» WHAT YOU WILL DO
Produce an exact transcription of the listing below, omitting the pictures.

» Stored data
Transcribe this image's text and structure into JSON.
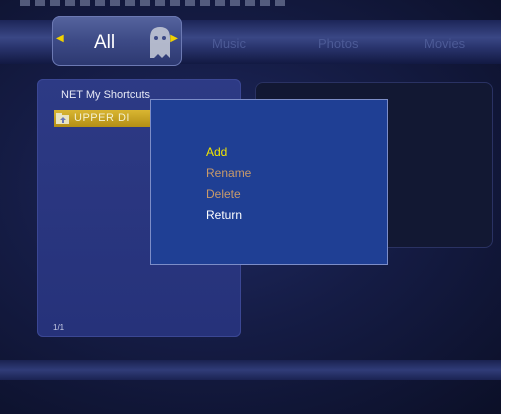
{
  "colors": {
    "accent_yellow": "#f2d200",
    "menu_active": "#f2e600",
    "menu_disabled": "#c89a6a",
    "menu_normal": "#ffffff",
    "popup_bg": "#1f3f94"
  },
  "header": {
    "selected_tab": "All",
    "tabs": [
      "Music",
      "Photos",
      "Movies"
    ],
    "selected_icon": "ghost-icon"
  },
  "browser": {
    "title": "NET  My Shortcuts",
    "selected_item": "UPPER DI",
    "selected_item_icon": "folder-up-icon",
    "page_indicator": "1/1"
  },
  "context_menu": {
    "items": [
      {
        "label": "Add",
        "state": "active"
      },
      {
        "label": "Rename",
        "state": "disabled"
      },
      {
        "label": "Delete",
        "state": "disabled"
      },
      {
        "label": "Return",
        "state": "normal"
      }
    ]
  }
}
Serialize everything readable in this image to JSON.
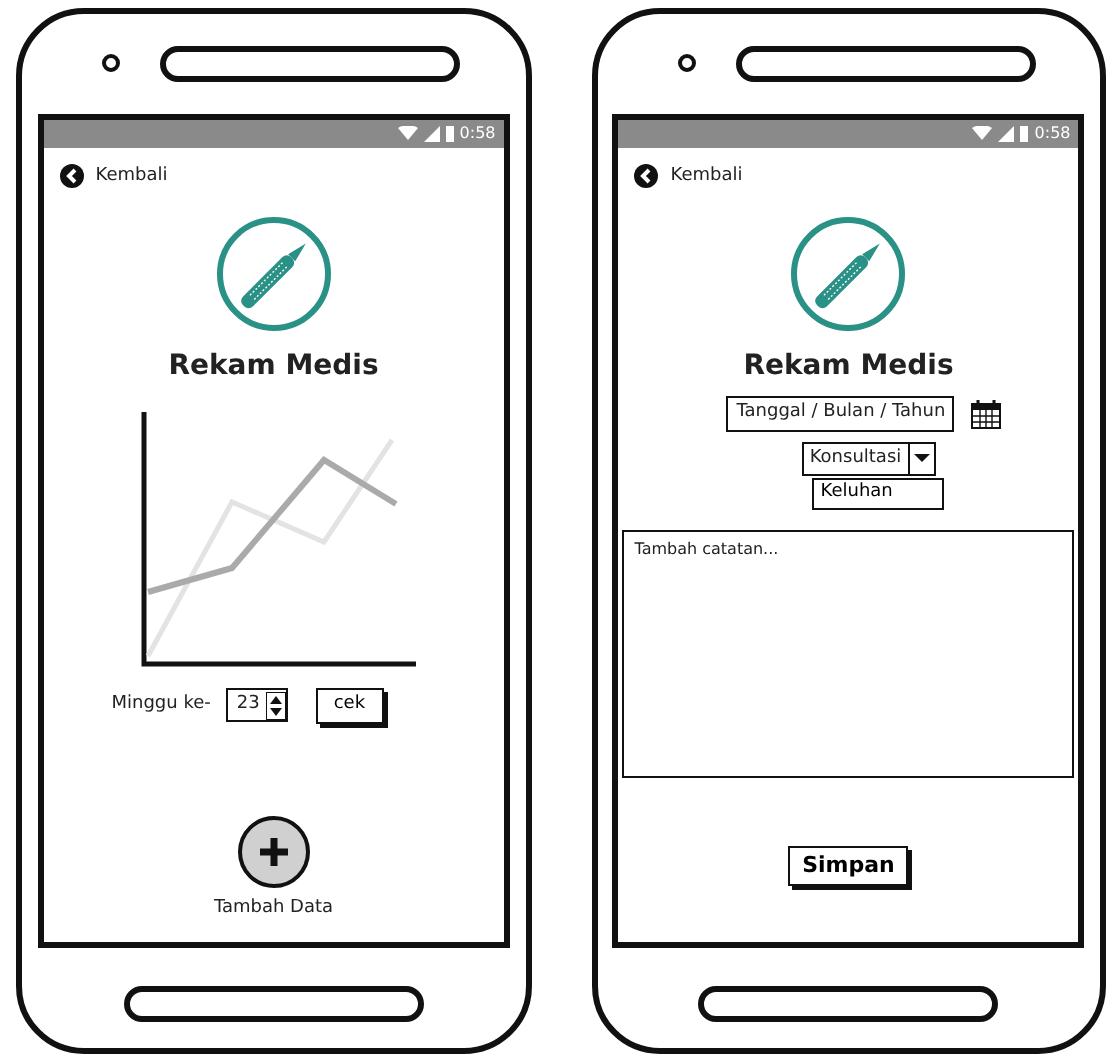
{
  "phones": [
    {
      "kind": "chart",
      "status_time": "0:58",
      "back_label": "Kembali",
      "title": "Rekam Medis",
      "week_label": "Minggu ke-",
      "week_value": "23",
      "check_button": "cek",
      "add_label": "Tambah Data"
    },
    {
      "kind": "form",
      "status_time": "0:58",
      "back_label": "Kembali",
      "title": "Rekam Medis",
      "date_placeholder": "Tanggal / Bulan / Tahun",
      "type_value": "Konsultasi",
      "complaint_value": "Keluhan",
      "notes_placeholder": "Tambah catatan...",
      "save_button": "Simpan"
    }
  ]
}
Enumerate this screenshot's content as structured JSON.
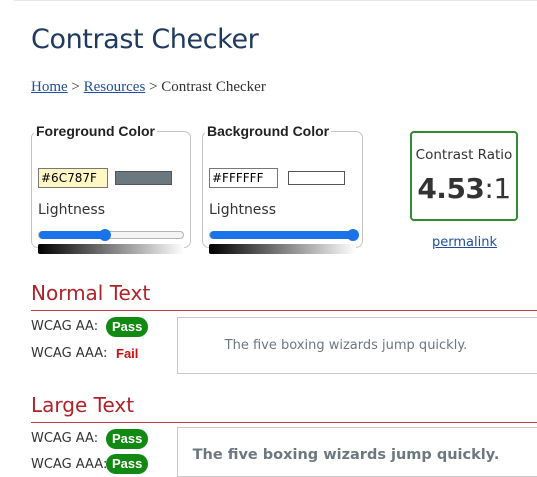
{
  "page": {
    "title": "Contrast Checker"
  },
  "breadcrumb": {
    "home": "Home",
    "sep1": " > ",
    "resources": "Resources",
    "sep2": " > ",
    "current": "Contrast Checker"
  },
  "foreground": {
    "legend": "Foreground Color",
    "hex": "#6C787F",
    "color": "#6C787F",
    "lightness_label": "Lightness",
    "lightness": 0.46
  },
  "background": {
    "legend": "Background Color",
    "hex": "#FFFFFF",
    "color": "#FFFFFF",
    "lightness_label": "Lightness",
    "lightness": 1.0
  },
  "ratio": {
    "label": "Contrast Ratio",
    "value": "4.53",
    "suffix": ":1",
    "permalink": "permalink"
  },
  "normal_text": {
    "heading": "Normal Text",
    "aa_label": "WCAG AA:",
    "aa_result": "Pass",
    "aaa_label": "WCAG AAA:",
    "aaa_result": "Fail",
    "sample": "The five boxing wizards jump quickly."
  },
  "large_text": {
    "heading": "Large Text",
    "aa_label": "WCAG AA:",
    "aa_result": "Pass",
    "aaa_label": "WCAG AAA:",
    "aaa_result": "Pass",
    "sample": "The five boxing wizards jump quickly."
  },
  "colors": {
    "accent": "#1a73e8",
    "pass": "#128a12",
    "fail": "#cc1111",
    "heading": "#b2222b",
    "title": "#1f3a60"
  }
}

» IN RESPONSE
Transcribe this image's text and structure into JSON.
{
  "colors": {
    "accent_yellow": "#f2d200",
    "menu_active": "#f2e600",
    "menu_disabled": "#c89a6a",
    "menu_normal": "#ffffff",
    "popup_bg": "#1f3f94"
  },
  "header": {
    "selected_tab": "All",
    "tabs": [
      "Music",
      "Photos",
      "Movies"
    ],
    "selected_icon": "ghost-icon"
  },
  "browser": {
    "title": "NET  My Shortcuts",
    "selected_item": "UPPER DI",
    "selected_item_icon": "folder-up-icon",
    "page_indicator": "1/1"
  },
  "context_menu": {
    "items": [
      {
        "label": "Add",
        "state": "active"
      },
      {
        "label": "Rename",
        "state": "disabled"
      },
      {
        "label": "Delete",
        "state": "disabled"
      },
      {
        "label": "Return",
        "state": "normal"
      }
    ]
  }
}
Serialize everything readable in this image to JSON.
{
  "phones": [
    {
      "kind": "chart",
      "status_time": "0:58",
      "back_label": "Kembali",
      "title": "Rekam Medis",
      "week_label": "Minggu ke-",
      "week_value": "23",
      "check_button": "cek",
      "add_label": "Tambah Data"
    },
    {
      "kind": "form",
      "status_time": "0:58",
      "back_label": "Kembali",
      "title": "Rekam Medis",
      "date_placeholder": "Tanggal / Bulan / Tahun",
      "type_value": "Konsultasi",
      "complaint_value": "Keluhan",
      "notes_placeholder": "Tambah catatan...",
      "save_button": "Simpan"
    }
  ]
}
Enumerate this screenshot's content as structured JSON.
{
  "page": {
    "title": "Contrast Checker"
  },
  "breadcrumb": {
    "home": "Home",
    "sep1": " > ",
    "resources": "Resources",
    "sep2": " > ",
    "current": "Contrast Checker"
  },
  "foreground": {
    "legend": "Foreground Color",
    "hex": "#6C787F",
    "color": "#6C787F",
    "lightness_label": "Lightness",
    "lightness": 0.46
  },
  "background": {
    "legend": "Background Color",
    "hex": "#FFFFFF",
    "color": "#FFFFFF",
    "lightness_label": "Lightness",
    "lightness": 1.0
  },
  "ratio": {
    "label": "Contrast Ratio",
    "value": "4.53",
    "suffix": ":1",
    "permalink": "permalink"
  },
  "normal_text": {
    "heading": "Normal Text",
    "aa_label": "WCAG AA:",
    "aa_result": "Pass",
    "aaa_label": "WCAG AAA:",
    "aaa_result": "Fail",
    "sample": "The five boxing wizards jump quickly."
  },
  "large_text": {
    "heading": "Large Text",
    "aa_label": "WCAG AA:",
    "aa_result": "Pass",
    "aaa_label": "WCAG AAA:",
    "aaa_result": "Pass",
    "sample": "The five boxing wizards jump quickly."
  },
  "colors": {
    "accent": "#1a73e8",
    "pass": "#128a12",
    "fail": "#cc1111",
    "heading": "#b2222b",
    "title": "#1f3a60"
  }
}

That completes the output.